'''
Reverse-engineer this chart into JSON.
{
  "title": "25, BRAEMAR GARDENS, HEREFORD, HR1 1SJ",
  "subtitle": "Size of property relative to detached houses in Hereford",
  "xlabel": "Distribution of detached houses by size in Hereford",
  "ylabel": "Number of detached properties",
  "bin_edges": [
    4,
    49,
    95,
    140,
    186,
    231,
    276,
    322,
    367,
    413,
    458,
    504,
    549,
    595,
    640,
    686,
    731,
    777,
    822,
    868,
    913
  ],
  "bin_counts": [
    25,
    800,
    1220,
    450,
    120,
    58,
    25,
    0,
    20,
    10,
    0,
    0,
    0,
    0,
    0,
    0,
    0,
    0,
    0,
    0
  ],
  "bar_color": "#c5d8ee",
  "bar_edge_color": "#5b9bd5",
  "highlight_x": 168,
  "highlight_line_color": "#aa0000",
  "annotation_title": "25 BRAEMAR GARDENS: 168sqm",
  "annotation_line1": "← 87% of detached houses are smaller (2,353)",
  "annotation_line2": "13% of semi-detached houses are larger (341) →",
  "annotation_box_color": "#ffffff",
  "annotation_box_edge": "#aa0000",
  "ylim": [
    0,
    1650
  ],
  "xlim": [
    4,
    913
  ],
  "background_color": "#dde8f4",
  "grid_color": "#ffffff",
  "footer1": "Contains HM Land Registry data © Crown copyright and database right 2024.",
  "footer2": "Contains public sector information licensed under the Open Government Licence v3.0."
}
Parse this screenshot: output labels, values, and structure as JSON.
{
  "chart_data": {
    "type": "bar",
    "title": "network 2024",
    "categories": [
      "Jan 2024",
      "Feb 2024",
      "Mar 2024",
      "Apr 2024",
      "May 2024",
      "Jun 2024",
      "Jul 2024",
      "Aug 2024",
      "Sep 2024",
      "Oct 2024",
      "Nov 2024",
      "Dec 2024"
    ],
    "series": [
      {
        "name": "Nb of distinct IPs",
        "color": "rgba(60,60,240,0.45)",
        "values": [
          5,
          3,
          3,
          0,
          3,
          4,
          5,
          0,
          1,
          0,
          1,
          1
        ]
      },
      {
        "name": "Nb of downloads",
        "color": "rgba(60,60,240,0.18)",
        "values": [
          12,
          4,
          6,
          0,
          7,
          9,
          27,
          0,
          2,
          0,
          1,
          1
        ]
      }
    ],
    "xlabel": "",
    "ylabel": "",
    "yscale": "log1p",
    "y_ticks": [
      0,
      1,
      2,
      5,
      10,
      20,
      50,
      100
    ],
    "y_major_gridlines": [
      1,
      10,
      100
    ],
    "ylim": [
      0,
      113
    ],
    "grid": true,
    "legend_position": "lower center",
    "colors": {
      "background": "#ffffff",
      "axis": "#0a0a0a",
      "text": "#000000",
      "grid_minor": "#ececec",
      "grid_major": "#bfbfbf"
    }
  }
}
'''
From the preceding material, extract every line exactly.

Reverse-engineer this chart into JSON.
{
  "title": "25, BRAEMAR GARDENS, HEREFORD, HR1 1SJ",
  "subtitle": "Size of property relative to detached houses in Hereford",
  "xlabel": "Distribution of detached houses by size in Hereford",
  "ylabel": "Number of detached properties",
  "bin_edges": [
    4,
    49,
    95,
    140,
    186,
    231,
    276,
    322,
    367,
    413,
    458,
    504,
    549,
    595,
    640,
    686,
    731,
    777,
    822,
    868,
    913
  ],
  "bin_counts": [
    25,
    800,
    1220,
    450,
    120,
    58,
    25,
    0,
    20,
    10,
    0,
    0,
    0,
    0,
    0,
    0,
    0,
    0,
    0,
    0
  ],
  "bar_color": "#c5d8ee",
  "bar_edge_color": "#5b9bd5",
  "highlight_x": 168,
  "highlight_line_color": "#aa0000",
  "annotation_title": "25 BRAEMAR GARDENS: 168sqm",
  "annotation_line1": "← 87% of detached houses are smaller (2,353)",
  "annotation_line2": "13% of semi-detached houses are larger (341) →",
  "annotation_box_color": "#ffffff",
  "annotation_box_edge": "#aa0000",
  "ylim": [
    0,
    1650
  ],
  "xlim": [
    4,
    913
  ],
  "background_color": "#dde8f4",
  "grid_color": "#ffffff",
  "footer1": "Contains HM Land Registry data © Crown copyright and database right 2024.",
  "footer2": "Contains public sector information licensed under the Open Government Licence v3.0."
}
Parse this screenshot: output labels, values, and structure as JSON.
{
  "chart_data": {
    "type": "bar",
    "title": "network 2024",
    "categories": [
      "Jan 2024",
      "Feb 2024",
      "Mar 2024",
      "Apr 2024",
      "May 2024",
      "Jun 2024",
      "Jul 2024",
      "Aug 2024",
      "Sep 2024",
      "Oct 2024",
      "Nov 2024",
      "Dec 2024"
    ],
    "series": [
      {
        "name": "Nb of distinct IPs",
        "color": "rgba(60,60,240,0.45)",
        "values": [
          5,
          3,
          3,
          0,
          3,
          4,
          5,
          0,
          1,
          0,
          1,
          1
        ]
      },
      {
        "name": "Nb of downloads",
        "color": "rgba(60,60,240,0.18)",
        "values": [
          12,
          4,
          6,
          0,
          7,
          9,
          27,
          0,
          2,
          0,
          1,
          1
        ]
      }
    ],
    "xlabel": "",
    "ylabel": "",
    "yscale": "log1p",
    "y_ticks": [
      0,
      1,
      2,
      5,
      10,
      20,
      50,
      100
    ],
    "y_major_gridlines": [
      1,
      10,
      100
    ],
    "ylim": [
      0,
      113
    ],
    "grid": true,
    "legend_position": "lower center",
    "colors": {
      "background": "#ffffff",
      "axis": "#0a0a0a",
      "text": "#000000",
      "grid_minor": "#ececec",
      "grid_major": "#bfbfbf"
    }
  }
}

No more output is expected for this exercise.